A Study to Learn How the Medicine Called [14C] PF-06821497 is Taken up Into and Removed From the Body.

Phase 1

Completed

• Conditions: Healthy Participants
• Interventions: Drug: Oral [14C] PF-06821497; Drug: Oral PF-06821497; Drug: IV [14C] PF-06821497

• Registration Number: NCT06392230
• Lead Sponsor: Pfizer

Brief Summary

The purpose of this study is to learn how a certain amount of \[14C\] PF-06821497 is taken up into the bloodstream and removed from the body.

The study is seeking participants who are:

* Males aged 18 years or older.

* Are confirmed to be healthy after performing some medical and physical tests.

* Weigh more than 50 kilograms and have a body mass index of 16 to 32 kg per meter squared.

The study consists of two parts. In part one, all participants will receive one full dose of \[14C\]PF-06821497 by mouth. Part two will begin at least 14 days after the dose in part one. In part two participants will receive one full dose of PF-06821497 by mouth and one small dose of \[14C\]PF-06821497 by intravenous (IV) infusion. IV infusion will be directly injected into the veins.

→ Task instructions
Continue the PF-06821497 study summary, starting after its last sentence about the IV infusion.

→ Dataset extract

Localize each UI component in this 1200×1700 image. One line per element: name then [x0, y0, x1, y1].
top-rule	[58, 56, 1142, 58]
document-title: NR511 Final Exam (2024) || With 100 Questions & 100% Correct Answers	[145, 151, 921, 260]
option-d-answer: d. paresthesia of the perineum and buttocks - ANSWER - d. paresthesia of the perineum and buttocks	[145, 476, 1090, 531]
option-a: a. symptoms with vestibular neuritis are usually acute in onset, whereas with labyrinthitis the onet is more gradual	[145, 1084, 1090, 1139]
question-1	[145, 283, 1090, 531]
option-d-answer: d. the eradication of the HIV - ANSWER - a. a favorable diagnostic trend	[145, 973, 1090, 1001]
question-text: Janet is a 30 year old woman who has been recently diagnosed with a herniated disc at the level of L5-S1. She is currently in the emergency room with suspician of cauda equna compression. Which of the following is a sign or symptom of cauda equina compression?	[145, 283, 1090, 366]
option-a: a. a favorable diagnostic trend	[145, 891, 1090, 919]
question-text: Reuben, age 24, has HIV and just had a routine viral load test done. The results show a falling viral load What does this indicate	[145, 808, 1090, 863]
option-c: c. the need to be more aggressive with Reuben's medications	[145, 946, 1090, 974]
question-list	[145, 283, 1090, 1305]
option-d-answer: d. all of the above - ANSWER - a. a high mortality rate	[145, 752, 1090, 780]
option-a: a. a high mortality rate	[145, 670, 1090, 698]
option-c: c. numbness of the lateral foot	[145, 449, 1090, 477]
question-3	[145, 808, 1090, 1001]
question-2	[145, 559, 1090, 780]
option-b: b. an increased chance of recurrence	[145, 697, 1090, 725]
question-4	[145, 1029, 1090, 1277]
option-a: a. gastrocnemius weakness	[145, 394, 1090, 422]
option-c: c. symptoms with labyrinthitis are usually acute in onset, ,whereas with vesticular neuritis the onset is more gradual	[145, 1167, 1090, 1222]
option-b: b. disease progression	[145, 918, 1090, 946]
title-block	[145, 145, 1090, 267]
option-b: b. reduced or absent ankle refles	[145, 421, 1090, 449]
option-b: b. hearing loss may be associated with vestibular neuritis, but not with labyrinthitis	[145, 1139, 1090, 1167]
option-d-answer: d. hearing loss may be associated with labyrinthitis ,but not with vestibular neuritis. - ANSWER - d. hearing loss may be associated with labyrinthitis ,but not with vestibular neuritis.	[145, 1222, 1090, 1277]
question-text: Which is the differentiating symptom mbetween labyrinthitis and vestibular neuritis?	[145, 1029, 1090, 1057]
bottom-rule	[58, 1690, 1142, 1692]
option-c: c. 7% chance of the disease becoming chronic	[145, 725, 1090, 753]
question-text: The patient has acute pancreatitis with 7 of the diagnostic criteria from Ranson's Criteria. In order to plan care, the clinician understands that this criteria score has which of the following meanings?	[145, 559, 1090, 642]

→ Solved exercise
To understand how the medicine is processed in the body, samples of blood, urine, and feces will be collected after each dose is given. This will help understand:

* How much PF-06821497 is taken up into the bloodstream when taken by mouth compared to the dose given by IV

* How the body removes it from the bloodstream.

Participants will take part in the study for about 11 weeks, including the initial evaluation and follow-up periods.

Detailed Description

Not available

Study Timeline

• Study First Submitted: 2024-04-12
• Study First Submitted QC: 2024-04-25
• Study First Posted: 2024-04-30
• Study Start: 2024-08-30
• Primary Completion: 2024-11-11
• Study Completion: 2024-11-11
• Status Verified: 2025-01
• Last Update Submitted: 2025-01-20
• Last Update Posted: 2025-01-23

Recruitment & Eligibility

• Status: COMPLETED
• Sex: Male
• Target Recruitment: 6

Inclusion Criteria

• Male participants aged 18 years at screening who are overtly healthy as determined by medical evaluation including medical history, physical examination, laboratory tests, and cardiac monitoring.
• Body mass index (BMI) of 16-32 kg/m2; and a total body weight of >50kg (110lb)
• Participants who are willing to comply with all scheduled visits, treatment plan, laboratory tests, lifestyle considerations, and other study procedures

Exclusion Criteria

• Any condition possibly affecting drug absorption (eg, gastrectomy, cholecystectomy, prior bariatric surgery, ileal resection, inflammatory gastrointestinal disease, chronic diarrhea, known diverticular disease).
• Chronic liver diseases including alcoholic liver disease, viral hepatitis, primary biliary cirrhosis, primary sclerosing cholangitis, autoimmune hepatitis, Wilson's disease, hemochromatosis, alpha-1 antitrypsin deficiency, human immunodeficiency virus, or other chronic liver disease.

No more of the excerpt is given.